Aim of the task: Read the listing below and copy out every line that holds "source".

Data entries:
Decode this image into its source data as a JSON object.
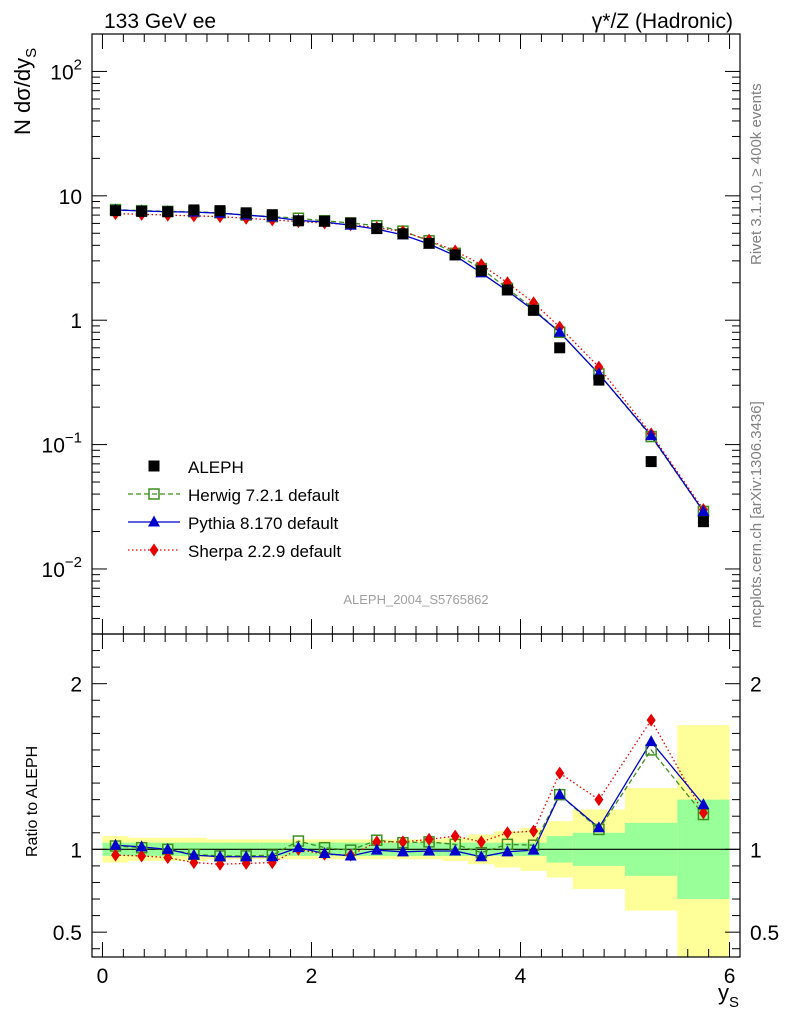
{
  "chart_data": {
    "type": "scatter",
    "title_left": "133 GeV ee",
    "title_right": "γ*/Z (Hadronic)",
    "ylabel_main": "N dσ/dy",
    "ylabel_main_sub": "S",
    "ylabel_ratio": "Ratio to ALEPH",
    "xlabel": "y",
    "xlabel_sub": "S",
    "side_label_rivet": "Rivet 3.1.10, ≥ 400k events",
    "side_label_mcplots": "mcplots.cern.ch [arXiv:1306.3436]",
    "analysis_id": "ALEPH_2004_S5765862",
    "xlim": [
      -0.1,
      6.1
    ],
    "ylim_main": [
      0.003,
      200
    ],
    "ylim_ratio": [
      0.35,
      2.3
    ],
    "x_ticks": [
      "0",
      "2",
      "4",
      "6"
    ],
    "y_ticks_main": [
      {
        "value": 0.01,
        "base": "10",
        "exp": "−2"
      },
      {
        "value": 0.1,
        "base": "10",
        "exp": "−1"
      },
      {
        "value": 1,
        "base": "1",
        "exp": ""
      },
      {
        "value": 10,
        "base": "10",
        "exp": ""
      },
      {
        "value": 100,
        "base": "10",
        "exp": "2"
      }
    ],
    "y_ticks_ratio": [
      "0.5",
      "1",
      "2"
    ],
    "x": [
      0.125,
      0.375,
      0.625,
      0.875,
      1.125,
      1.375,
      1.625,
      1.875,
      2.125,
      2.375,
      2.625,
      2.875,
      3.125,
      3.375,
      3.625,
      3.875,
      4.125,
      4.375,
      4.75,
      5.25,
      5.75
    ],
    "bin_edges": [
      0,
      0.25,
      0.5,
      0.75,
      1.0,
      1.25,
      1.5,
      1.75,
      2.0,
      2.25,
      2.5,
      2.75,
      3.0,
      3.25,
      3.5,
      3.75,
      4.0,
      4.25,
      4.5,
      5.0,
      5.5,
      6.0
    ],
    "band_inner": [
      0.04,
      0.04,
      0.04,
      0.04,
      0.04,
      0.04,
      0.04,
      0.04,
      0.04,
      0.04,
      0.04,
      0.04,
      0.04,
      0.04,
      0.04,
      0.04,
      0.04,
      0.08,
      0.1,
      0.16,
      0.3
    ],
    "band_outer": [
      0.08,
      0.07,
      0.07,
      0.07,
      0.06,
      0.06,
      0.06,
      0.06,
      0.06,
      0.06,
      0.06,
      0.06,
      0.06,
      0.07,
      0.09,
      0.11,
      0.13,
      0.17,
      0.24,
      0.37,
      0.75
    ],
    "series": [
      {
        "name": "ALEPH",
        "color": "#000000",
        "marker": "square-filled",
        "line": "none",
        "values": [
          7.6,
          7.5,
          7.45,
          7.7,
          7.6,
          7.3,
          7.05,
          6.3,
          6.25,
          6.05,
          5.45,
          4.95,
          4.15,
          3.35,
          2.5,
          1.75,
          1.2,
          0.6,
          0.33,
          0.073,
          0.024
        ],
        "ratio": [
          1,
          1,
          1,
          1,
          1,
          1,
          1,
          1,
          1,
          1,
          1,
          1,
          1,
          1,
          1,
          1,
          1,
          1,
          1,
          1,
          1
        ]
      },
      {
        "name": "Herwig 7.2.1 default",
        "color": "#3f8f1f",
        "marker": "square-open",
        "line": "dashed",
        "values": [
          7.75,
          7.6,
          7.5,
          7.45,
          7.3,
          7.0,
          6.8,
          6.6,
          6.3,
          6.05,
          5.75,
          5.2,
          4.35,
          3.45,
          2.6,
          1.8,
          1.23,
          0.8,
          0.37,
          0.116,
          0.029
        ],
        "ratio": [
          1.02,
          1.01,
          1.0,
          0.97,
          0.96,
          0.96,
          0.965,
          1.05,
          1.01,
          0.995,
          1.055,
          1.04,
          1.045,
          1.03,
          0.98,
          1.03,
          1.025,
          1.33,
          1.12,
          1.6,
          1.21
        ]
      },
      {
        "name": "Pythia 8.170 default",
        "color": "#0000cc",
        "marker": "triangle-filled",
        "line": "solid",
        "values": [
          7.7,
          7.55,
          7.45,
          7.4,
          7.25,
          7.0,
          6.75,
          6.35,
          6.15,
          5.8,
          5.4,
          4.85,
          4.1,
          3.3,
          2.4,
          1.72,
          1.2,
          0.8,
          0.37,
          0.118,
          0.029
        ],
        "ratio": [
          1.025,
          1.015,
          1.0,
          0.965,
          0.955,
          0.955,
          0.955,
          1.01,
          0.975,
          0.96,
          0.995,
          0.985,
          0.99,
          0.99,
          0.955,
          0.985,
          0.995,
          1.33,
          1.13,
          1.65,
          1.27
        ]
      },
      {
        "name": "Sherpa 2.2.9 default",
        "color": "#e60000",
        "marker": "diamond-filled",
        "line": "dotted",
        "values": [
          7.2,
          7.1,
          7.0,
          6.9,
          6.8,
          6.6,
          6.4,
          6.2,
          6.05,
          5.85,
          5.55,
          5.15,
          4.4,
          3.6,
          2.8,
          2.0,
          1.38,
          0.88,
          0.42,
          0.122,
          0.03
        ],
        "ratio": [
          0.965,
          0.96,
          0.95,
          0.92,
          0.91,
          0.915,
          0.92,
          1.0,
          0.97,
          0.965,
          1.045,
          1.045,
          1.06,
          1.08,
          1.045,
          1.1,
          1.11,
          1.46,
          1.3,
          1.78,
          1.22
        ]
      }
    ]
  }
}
...
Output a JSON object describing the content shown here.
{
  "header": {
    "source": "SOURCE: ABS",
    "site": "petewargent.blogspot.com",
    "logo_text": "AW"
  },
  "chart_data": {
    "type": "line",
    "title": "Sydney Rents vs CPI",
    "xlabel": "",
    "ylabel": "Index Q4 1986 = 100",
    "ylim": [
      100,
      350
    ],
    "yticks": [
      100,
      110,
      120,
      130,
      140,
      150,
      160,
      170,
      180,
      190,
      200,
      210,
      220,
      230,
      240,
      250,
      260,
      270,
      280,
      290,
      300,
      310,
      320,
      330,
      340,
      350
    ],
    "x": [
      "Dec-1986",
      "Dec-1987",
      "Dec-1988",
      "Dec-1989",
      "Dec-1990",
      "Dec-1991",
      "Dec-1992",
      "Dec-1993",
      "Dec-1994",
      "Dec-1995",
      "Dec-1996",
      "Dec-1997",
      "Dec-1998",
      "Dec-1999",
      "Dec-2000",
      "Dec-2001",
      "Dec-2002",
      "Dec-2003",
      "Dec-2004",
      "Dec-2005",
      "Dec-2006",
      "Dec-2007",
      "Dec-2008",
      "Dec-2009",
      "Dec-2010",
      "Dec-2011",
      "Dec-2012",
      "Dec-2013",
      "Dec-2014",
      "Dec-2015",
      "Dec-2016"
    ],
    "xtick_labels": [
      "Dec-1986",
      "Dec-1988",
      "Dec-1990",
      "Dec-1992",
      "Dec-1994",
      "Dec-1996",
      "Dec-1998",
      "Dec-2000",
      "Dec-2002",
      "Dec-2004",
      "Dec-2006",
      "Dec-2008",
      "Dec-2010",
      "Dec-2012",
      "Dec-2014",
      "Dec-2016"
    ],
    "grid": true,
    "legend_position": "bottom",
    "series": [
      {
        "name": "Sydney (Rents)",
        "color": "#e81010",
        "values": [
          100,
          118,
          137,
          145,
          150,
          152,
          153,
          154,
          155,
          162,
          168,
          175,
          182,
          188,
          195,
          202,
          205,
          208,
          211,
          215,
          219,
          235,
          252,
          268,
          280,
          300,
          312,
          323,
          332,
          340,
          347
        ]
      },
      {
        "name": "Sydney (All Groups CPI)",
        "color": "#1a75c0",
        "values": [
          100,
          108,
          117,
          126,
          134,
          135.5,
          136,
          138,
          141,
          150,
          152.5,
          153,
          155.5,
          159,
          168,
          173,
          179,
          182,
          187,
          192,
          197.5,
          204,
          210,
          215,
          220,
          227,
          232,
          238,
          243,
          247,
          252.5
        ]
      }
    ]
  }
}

Result for this exercise:
Decode this image into its source data as a JSON object.
    "source": "SOURCE: ABS",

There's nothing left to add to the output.